── PAGE ──

First Interview Questions (Screening Stage)
The screening interview answers one question only: Is this person worth your team's time? You're checking basic fit, communication skills, and whether key requirements align. Keep it conversational but focused on what makes sense for your team.
Red flags at this stage are often about what's missing. Can't articulate why they're interested in the role? Don't understand what your company does? Those conversations end quickly.
10 first-round questions that filter effectively:
What interests you about this role and our company?
Walk me through your background and how you got to where you are today.
What are you looking for in the next role that you're not getting now?
How does your experience align with the key requirements we've outlined?
What's your timeline for making a move?
Tell me about your current role and main responsibilities.
What questions do you have about the role or company so far?
Describe your ideal manager and work environment.
What are you hoping to learn or develop in your next position?
Why are you open to leaving your current role?
Second Interview Questions (Deep Dive)
Second interviews test whether the candidate can actually do the job. This is where you ask about specific skills, evaluate work samples (if relevant), and understand how they approach the core problems they'll face in the role.
The best second interviews feel like working together. Give them a real scenario, ask follow-up questions, and push them to explain their reasoning.
10 questions for evaluating experience:
Walk me through your process for [core job function]. What does day one through completion look like?
Here's a real problem we're facing: [describe situation]. How would you approach it?
Tell me about the most complex project you've managed. What made it difficult?
Describe a time when your work was criticized. How did you respond?
How do you stay current in your field? What have you learned recently?
Walk me through a piece of work you're especially proud of. What was your role?
What tools or systems do you rely on to stay organized and productive?

───
── EXCERPTED DATA ──

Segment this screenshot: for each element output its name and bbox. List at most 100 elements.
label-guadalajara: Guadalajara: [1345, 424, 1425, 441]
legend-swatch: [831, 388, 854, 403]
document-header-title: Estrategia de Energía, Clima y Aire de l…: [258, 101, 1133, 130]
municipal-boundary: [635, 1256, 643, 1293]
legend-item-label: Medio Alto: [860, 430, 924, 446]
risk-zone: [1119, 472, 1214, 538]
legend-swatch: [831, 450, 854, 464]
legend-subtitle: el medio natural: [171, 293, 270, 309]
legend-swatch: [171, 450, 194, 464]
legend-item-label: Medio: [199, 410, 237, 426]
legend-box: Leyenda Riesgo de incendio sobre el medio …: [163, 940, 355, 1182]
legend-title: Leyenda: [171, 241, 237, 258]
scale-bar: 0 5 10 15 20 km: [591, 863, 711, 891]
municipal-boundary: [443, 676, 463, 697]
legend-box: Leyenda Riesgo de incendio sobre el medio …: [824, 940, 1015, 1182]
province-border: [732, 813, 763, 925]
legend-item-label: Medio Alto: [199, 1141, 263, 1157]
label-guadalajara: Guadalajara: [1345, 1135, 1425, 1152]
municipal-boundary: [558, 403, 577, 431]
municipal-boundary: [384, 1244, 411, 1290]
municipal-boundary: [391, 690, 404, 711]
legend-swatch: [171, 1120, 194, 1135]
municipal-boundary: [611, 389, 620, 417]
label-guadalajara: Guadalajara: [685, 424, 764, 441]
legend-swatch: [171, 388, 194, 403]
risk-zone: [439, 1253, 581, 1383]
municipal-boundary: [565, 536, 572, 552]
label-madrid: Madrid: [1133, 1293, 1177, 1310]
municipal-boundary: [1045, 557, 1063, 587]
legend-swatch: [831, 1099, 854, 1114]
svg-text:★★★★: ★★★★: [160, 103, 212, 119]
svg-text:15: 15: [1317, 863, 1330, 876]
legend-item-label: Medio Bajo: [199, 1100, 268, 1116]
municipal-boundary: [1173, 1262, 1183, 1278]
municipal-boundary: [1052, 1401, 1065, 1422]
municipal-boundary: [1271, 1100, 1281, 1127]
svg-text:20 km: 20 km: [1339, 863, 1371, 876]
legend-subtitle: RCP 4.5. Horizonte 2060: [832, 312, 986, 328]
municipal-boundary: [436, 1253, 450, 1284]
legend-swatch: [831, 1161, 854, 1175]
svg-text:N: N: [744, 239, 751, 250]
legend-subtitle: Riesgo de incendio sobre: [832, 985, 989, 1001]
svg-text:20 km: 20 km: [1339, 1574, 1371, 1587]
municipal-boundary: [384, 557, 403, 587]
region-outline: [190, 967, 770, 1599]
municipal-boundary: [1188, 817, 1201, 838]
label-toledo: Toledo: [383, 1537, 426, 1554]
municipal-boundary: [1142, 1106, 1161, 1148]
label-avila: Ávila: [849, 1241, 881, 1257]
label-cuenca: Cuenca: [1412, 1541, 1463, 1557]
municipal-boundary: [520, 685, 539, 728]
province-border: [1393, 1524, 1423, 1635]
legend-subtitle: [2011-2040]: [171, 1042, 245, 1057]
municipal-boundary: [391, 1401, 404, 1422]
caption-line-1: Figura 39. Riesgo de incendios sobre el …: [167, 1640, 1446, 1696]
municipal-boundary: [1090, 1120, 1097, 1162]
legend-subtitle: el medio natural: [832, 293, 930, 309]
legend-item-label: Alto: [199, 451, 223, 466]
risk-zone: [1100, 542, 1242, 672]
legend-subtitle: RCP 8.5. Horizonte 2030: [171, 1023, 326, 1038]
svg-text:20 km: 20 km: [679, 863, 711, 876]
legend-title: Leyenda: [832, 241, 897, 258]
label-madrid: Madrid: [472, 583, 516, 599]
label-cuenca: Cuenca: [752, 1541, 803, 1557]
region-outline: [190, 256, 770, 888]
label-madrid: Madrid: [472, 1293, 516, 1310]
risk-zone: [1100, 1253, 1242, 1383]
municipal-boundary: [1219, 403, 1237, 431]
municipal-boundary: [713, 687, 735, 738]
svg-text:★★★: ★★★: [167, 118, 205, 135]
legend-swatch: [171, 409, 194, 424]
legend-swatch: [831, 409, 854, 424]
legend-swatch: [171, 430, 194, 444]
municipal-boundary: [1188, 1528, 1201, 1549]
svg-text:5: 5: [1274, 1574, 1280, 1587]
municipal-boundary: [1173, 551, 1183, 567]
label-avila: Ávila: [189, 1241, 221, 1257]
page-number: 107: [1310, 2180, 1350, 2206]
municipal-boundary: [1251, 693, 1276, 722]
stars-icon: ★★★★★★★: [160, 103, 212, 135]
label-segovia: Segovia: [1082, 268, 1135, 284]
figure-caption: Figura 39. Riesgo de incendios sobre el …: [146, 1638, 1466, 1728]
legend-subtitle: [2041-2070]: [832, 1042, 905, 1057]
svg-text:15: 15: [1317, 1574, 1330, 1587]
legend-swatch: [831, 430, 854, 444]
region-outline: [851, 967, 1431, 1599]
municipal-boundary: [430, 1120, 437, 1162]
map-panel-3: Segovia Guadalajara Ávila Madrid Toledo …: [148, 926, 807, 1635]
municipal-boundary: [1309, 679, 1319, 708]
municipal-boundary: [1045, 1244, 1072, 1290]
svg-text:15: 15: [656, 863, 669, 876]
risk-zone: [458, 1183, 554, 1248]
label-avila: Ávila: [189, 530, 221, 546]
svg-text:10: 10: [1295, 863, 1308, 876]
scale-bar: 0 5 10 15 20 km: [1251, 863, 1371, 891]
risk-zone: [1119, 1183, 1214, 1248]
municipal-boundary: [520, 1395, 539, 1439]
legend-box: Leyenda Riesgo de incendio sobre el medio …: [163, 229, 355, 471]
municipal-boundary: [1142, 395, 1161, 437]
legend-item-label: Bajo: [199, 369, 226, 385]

───

> **STATED PROBLEM 1**
In the interview questions text, what is the one question that the screening interview answers?
> **STATED PROBLEM 2**
Copy, without any changes, the part of the listing that opens with its first line and closes with the line containing "legend-swatch: [831, 388, 854, 403]", including both of those lines.

> **COMPLETE RESPONSE 1**
Is this person worth your team's time?

> **COMPLETE RESPONSE 2**
Segment this screenshot: for each element output its name and bbox. List at most 100 elements.
label-guadalajara: Guadalajara: [1345, 424, 1425, 441]
legend-swatch: [831, 388, 854, 403]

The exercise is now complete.